━━━ The input

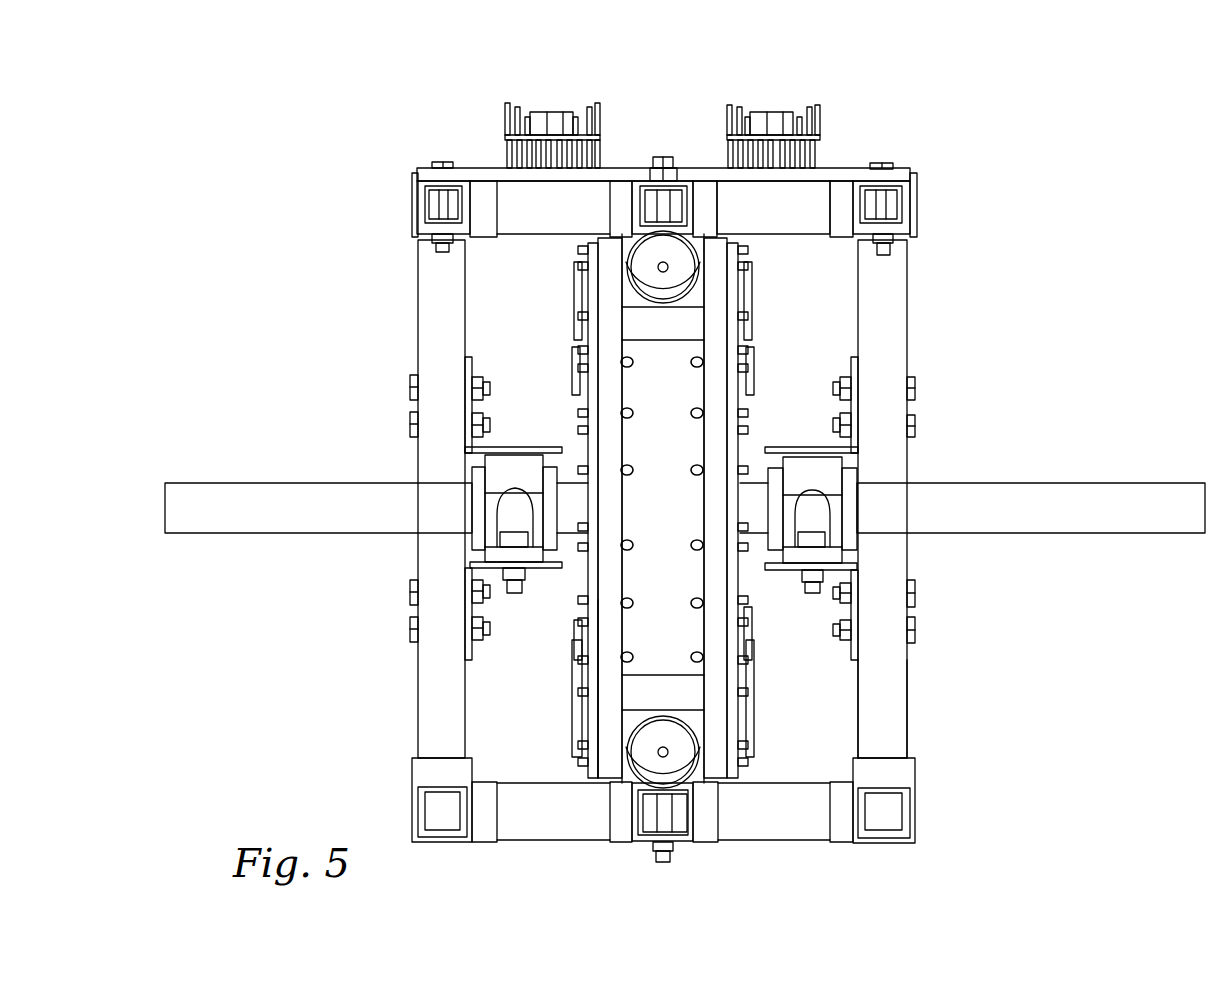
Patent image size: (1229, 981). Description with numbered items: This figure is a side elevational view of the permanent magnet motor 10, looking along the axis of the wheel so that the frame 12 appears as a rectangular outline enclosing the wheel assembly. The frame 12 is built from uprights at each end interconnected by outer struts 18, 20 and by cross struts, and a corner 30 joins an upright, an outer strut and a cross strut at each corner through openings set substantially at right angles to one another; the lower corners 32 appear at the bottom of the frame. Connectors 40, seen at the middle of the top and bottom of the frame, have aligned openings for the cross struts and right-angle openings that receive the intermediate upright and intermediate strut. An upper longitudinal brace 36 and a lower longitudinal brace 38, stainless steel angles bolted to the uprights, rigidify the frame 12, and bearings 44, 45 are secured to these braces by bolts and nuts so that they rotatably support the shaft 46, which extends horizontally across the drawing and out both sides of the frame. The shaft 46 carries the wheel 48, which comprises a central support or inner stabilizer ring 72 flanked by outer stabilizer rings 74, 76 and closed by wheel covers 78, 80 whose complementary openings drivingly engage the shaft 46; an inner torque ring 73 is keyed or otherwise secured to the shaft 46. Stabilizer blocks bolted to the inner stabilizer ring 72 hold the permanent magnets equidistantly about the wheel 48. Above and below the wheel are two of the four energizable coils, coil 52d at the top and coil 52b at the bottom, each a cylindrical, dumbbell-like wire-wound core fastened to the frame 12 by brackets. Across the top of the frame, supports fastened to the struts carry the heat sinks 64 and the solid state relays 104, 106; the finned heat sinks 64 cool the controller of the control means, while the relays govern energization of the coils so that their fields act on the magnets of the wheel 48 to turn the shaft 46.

The permanent magnet motor 10 is at (719, 146).
The frame 12 is at (936, 499).
The outer strut 18 is at (394, 499).
The outer strut 20 is at (932, 704).
The corner 30 is at (611, 220).
The lower corner block 32 is at (659, 790).
The upper longitudinal brace 36 is at (661, 405).
The lower longitudinal brace 38 is at (661, 611).
The connector 40 is at (723, 523).
The bearing 44 is at (434, 525).
The bearing 45 is at (986, 525).
The shaft 46 is at (466, 477).
The wheel 48 is at (546, 689).
The energizable coil 52b is at (604, 797).
The energizable coil 52d is at (712, 177).
The heat sink 64 is at (703, 121).
The inner stabilizer ring 72 is at (720, 508).
The inner torque ring 73 is at (664, 171).
The outer stabilizer ring 74 is at (557, 508).
The outer stabilizer ring 76 is at (769, 508).
The wheel cover 78 is at (623, 499).
The wheel cover 80 is at (706, 506).
The solid state relay 104 is at (579, 96).
The solid state relay 106 is at (809, 96).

━━━━━━

Work to be completed:
Copy the entries from the beginning through the line containing "The corner 30 is at (611, 220).", putting "axle" wherever "shaft" appears and changing nothing else. Leave out the pictures.

Answer to the exercise:
Patent image size: (1229, 981). Description with numbered items: This figure is a side elevational view of the permanent magnet motor 10, looking along the axis of the wheel so that the frame 12 appears as a rectangular outline enclosing the wheel assembly. The frame 12 is built from uprights at each end interconnected by outer struts 18, 20 and by cross struts, and a corner 30 joins an upright, an outer strut and a cross strut at each corner through openings set substantially at right angles to one another; the lower corners 32 appear at the bottom of the frame. Connectors 40, seen at the middle of the top and bottom of the frame, have aligned openings for the cross struts and right-angle openings that receive the intermediate upright and intermediate strut. An upper longitudinal brace 36 and a lower longitudinal brace 38, stainless steel angles bolted to the uprights, rigidify the frame 12, and bearings 44, 45 are secured to these braces by bolts and nuts so that they rotatably support the axle 46, which extends horizontally across the drawing and out both sides of the frame. The axle 46 carries the wheel 48, which comprises a central support or inner stabilizer ring 72 flanked by outer stabilizer rings 74, 76 and closed by wheel covers 78, 80 whose complementary openings drivingly engage the axle 46; an inner torque ring 73 is keyed or otherwise secured to the axle 46. Stabilizer blocks bolted to the inner stabilizer ring 72 hold the permanent magnets equidistantly about the wheel 48. Above and below the wheel are two of the four energizable coils, coil 52d at the top and coil 52b at the bottom, each a cylindrical, dumbbell-like wire-wound core fastened to the frame 12 by brackets. Across the top of the frame, supports fastened to the struts carry the heat sinks 64 and the solid state relays 104, 106; the finned heat sinks 64 cool the controller of the control means, while the relays govern energization of the coils so that their fields act on the magnets of the wheel 48 to turn the axle 46.

The permanent magnet motor 10 is at (719, 146).
The frame 12 is at (936, 499).
The outer strut 18 is at (394, 499).
The outer strut 20 is at (932, 704).
The corner 30 is at (611, 220).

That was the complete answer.